* begin Provided information *

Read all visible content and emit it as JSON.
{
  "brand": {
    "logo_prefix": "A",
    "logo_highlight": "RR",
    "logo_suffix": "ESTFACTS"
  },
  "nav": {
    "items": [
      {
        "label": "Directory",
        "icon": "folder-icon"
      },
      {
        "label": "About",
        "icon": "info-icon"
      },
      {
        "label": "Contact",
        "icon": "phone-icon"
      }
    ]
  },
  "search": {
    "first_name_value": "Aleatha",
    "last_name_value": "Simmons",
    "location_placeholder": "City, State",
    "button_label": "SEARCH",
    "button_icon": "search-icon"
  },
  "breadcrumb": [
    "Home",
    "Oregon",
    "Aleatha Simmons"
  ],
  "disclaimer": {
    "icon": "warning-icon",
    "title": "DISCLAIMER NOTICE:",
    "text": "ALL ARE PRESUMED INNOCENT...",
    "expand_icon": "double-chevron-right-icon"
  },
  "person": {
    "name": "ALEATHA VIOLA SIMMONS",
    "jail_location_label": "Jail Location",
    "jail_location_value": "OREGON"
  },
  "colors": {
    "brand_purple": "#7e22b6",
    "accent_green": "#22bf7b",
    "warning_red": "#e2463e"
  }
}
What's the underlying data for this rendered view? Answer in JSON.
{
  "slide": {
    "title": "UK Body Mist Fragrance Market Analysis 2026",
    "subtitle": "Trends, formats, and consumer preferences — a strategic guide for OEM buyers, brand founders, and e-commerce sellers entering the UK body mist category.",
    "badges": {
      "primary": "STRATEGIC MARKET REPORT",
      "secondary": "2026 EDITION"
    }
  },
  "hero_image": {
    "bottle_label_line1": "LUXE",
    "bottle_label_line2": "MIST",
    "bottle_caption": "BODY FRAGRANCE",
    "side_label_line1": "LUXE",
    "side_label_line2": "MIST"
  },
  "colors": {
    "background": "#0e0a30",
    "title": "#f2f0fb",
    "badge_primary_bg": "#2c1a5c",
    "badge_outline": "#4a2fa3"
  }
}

* end Provided information *

To be done:
Each line of the listing should be copied exactly.

Final result:
Read all visible content and emit it as JSON.
{
  "brand": {
    "logo_prefix": "A",
    "logo_highlight": "RR",
    "logo_suffix": "ESTFACTS"
  },
  "nav": {
    "items": [
      {
        "label": "Directory",
        "icon": "folder-icon"
      },
      {
        "label": "About",
        "icon": "info-icon"
      },
      {
        "label": "Contact",
        "icon": "phone-icon"
      }
    ]
  },
  "search": {
    "first_name_value": "Aleatha",
    "last_name_value": "Simmons",
    "location_placeholder": "City, State",
    "button_label": "SEARCH",
    "button_icon": "search-icon"
  },
  "breadcrumb": [
    "Home",
    "Oregon",
    "Aleatha Simmons"
  ],
  "disclaimer": {
    "icon": "warning-icon",
    "title": "DISCLAIMER NOTICE:",
    "text": "ALL ARE PRESUMED INNOCENT...",
    "expand_icon": "double-chevron-right-icon"
  },
  "person": {
    "name": "ALEATHA VIOLA SIMMONS",
    "jail_location_label": "Jail Location",
    "jail_location_value": "OREGON"
  },
  "colors": {
    "brand_purple": "#7e22b6",
    "accent_green": "#22bf7b",
    "warning_red": "#e2463e"
  }
}
What's the underlying data for this rendered view? Answer in JSON.
{
  "slide": {
    "title": "UK Body Mist Fragrance Market Analysis 2026",
    "subtitle": "Trends, formats, and consumer preferences — a strategic guide for OEM buyers, brand founders, and e-commerce sellers entering the UK body mist category.",
    "badges": {
      "primary": "STRATEGIC MARKET REPORT",
      "secondary": "2026 EDITION"
    }
  },
  "hero_image": {
    "bottle_label_line1": "LUXE",
    "bottle_label_line2": "MIST",
    "bottle_caption": "BODY FRAGRANCE",
    "side_label_line1": "LUXE",
    "side_label_line2": "MIST"
  },
  "colors": {
    "background": "#0e0a30",
    "title": "#f2f0fb",
    "badge_primary_bg": "#2c1a5c",
    "badge_outline": "#4a2fa3"
  }
}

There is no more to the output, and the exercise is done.